Records for this exercise:
********
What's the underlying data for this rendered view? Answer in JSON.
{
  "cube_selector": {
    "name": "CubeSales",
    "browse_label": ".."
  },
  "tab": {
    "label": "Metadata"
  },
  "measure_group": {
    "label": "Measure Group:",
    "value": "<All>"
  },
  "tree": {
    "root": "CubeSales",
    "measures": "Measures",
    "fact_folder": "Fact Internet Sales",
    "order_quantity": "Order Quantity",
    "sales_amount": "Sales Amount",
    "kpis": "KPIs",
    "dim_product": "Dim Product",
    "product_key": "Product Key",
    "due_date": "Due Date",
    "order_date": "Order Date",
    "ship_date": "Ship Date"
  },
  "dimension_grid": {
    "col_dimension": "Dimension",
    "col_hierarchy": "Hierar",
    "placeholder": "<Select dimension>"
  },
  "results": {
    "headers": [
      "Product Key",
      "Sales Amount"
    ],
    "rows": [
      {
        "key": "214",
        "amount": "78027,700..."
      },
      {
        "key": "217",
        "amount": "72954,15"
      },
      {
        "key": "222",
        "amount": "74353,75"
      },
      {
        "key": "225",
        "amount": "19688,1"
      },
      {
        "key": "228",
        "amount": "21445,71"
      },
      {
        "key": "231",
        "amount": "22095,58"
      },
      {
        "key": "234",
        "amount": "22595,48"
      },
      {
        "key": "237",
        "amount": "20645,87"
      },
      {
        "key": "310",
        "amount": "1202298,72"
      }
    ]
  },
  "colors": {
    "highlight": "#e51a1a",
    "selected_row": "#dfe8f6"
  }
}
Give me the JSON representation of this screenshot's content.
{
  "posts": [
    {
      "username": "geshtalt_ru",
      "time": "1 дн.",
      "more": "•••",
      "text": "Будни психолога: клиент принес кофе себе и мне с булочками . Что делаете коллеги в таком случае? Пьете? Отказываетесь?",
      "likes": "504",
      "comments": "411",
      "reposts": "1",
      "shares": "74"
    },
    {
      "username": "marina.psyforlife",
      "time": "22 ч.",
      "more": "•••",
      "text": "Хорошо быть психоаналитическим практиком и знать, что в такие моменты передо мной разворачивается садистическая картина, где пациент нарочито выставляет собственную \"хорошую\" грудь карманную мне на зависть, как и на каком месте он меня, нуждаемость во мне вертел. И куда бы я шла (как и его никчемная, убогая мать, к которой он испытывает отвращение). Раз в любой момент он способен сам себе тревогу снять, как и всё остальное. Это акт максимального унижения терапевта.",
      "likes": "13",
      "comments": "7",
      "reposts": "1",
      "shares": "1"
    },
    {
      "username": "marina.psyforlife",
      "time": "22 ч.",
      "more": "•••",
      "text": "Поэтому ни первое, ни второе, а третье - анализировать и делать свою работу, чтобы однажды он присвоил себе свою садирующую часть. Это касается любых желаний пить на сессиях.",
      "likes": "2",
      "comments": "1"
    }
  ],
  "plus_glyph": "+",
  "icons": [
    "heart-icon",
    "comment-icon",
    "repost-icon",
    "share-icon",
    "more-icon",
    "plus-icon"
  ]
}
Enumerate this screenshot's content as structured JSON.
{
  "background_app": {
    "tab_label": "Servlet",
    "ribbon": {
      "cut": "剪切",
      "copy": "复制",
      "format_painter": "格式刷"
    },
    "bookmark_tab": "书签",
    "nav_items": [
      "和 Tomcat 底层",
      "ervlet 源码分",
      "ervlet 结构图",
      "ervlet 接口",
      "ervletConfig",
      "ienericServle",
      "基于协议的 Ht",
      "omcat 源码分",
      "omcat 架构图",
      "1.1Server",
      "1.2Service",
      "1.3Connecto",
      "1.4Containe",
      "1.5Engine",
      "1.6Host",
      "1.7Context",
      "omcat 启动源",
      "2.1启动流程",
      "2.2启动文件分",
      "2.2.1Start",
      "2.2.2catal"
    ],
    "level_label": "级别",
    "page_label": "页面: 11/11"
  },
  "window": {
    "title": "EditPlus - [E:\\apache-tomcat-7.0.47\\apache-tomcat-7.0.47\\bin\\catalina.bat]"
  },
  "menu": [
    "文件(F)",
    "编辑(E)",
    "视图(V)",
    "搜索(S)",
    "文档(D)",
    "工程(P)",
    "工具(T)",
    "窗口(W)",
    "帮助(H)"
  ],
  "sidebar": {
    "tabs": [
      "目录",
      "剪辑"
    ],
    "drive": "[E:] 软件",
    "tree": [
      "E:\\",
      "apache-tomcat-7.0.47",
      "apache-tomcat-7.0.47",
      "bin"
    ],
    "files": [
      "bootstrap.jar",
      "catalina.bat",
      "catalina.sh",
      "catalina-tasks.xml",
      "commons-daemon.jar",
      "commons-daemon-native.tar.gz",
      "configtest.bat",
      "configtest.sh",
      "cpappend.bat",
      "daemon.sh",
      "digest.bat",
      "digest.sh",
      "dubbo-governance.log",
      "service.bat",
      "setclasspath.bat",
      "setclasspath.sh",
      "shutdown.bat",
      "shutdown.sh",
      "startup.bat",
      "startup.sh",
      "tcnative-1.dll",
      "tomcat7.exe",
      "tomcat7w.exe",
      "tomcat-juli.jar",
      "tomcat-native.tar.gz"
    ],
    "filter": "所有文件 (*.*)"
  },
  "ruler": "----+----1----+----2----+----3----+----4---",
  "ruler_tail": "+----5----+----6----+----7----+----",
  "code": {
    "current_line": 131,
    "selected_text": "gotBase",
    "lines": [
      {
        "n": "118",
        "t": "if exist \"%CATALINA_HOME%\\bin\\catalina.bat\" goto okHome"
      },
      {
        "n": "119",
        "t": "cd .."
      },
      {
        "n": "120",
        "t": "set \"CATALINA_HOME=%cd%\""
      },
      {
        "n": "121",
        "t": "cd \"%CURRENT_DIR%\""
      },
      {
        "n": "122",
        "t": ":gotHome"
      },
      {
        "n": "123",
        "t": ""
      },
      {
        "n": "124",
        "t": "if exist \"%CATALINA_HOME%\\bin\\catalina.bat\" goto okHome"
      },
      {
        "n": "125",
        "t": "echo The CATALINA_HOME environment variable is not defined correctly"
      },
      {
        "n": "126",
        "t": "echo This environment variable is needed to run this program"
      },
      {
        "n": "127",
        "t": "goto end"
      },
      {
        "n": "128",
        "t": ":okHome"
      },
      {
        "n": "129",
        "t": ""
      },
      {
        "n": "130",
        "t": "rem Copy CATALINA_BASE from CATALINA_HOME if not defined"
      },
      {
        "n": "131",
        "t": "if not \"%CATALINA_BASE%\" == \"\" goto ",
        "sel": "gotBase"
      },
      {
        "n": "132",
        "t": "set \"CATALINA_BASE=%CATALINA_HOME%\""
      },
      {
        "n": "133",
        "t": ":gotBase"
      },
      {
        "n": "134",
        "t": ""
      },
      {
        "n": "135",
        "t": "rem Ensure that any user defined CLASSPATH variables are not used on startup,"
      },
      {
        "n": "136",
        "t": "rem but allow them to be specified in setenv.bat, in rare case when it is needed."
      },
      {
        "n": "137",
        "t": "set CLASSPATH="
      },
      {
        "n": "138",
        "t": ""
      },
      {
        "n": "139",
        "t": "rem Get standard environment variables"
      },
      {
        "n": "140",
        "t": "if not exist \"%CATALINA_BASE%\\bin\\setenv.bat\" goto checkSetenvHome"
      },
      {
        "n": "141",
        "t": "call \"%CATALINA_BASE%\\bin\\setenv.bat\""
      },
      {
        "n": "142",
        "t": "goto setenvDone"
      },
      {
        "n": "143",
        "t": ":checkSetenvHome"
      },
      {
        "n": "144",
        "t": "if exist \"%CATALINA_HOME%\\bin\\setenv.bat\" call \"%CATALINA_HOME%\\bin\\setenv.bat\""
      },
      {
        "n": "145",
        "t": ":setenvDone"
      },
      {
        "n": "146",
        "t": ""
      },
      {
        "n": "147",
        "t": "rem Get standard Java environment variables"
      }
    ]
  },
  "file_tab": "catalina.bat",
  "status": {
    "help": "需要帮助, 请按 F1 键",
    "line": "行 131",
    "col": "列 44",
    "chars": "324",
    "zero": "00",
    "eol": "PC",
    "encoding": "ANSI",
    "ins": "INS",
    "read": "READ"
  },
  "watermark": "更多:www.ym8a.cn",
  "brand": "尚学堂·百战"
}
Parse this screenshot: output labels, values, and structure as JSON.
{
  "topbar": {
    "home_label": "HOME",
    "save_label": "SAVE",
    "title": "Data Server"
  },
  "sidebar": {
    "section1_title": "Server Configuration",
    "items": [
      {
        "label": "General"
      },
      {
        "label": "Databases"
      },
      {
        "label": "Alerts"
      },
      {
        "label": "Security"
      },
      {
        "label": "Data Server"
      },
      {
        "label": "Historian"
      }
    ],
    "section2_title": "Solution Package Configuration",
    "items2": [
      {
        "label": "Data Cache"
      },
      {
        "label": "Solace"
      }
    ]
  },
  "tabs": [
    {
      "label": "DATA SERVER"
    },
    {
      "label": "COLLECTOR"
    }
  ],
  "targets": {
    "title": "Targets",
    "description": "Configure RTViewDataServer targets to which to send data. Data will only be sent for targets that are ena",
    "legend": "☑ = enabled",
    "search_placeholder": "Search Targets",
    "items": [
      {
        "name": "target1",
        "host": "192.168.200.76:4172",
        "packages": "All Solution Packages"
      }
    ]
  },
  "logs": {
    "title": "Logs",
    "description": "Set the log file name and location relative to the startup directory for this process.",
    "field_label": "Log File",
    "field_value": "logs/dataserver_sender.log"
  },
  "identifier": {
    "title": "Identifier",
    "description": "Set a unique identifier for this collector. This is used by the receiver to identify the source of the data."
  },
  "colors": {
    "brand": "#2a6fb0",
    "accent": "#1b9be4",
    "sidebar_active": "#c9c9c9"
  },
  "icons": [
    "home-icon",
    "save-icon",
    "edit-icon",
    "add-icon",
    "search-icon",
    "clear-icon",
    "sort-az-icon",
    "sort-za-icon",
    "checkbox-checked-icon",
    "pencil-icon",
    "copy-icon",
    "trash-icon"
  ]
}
********
Your objective: Give back exactly the lines from the line holding "Parse this screenshot: output" through the last line of the listing, including both.

Worked solution:
Parse this screenshot: output labels, values, and structure as JSON.
{
  "topbar": {
    "home_label": "HOME",
    "save_label": "SAVE",
    "title": "Data Server"
  },
  "sidebar": {
    "section1_title": "Server Configuration",
    "items": [
      {
        "label": "General"
      },
      {
        "label": "Databases"
      },
      {
        "label": "Alerts"
      },
      {
        "label": "Security"
      },
      {
        "label": "Data Server"
      },
      {
        "label": "Historian"
      }
    ],
    "section2_title": "Solution Package Configuration",
    "items2": [
      {
        "label": "Data Cache"
      },
      {
        "label": "Solace"
      }
    ]
  },
  "tabs": [
    {
      "label": "DATA SERVER"
    },
    {
      "label": "COLLECTOR"
    }
  ],
  "targets": {
    "title": "Targets",
    "description": "Configure RTViewDataServer targets to which to send data. Data will only be sent for targets that are ena",
    "legend": "☑ = enabled",
    "search_placeholder": "Search Targets",
    "items": [
      {
        "name": "target1",
        "host": "192.168.200.76:4172",
        "packages": "All Solution Packages"
      }
    ]
  },
  "logs": {
    "title": "Logs",
    "description": "Set the log file name and location relative to the startup directory for this process.",
    "field_label": "Log File",
    "field_value": "logs/dataserver_sender.log"
  },
  "identifier": {
    "title": "Identifier",
    "description": "Set a unique identifier for this collector. This is used by the receiver to identify the source of the data."
  },
  "colors": {
    "brand": "#2a6fb0",
    "accent": "#1b9be4",
    "sidebar_active": "#c9c9c9"
  },
  "icons": [
    "home-icon",
    "save-icon",
    "edit-icon",
    "add-icon",
    "search-icon",
    "clear-icon",
    "sort-az-icon",
    "sort-za-icon",
    "checkbox-checked-icon",
    "pencil-icon",
    "copy-icon",
    "trash-icon"
  ]
}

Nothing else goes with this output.